(Items listed in a dataset)
* * * * * * * * *

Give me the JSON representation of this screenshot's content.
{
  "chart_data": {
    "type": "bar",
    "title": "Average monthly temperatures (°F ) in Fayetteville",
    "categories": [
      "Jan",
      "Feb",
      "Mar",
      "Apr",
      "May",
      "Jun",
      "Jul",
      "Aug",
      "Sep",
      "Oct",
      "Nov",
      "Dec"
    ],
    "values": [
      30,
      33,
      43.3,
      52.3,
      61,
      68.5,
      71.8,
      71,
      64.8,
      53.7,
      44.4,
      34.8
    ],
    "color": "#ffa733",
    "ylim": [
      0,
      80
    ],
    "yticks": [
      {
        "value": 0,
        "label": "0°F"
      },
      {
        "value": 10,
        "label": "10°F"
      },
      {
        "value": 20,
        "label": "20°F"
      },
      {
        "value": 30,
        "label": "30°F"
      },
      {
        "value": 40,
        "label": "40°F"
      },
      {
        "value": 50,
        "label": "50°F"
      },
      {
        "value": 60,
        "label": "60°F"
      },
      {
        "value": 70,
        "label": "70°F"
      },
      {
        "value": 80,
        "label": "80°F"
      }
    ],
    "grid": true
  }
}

* * * * * * * * *

Given request :: Reproduce each entry above exactly, keeping every word.

Reply ::
Give me the JSON representation of this screenshot's content.
{
  "chart_data": {
    "type": "bar",
    "title": "Average monthly temperatures (°F ) in Fayetteville",
    "categories": [
      "Jan",
      "Feb",
      "Mar",
      "Apr",
      "May",
      "Jun",
      "Jul",
      "Aug",
      "Sep",
      "Oct",
      "Nov",
      "Dec"
    ],
    "values": [
      30,
      33,
      43.3,
      52.3,
      61,
      68.5,
      71.8,
      71,
      64.8,
      53.7,
      44.4,
      34.8
    ],
    "color": "#ffa733",
    "ylim": [
      0,
      80
    ],
    "yticks": [
      {
        "value": 0,
        "label": "0°F"
      },
      {
        "value": 10,
        "label": "10°F"
      },
      {
        "value": 20,
        "label": "20°F"
      },
      {
        "value": 30,
        "label": "30°F"
      },
      {
        "value": 40,
        "label": "40°F"
      },
      {
        "value": 50,
        "label": "50°F"
      },
      {
        "value": 60,
        "label": "60°F"
      },
      {
        "value": 70,
        "label": "70°F"
      },
      {
        "value": 80,
        "label": "80°F"
      }
    ],
    "grid": true
  }
}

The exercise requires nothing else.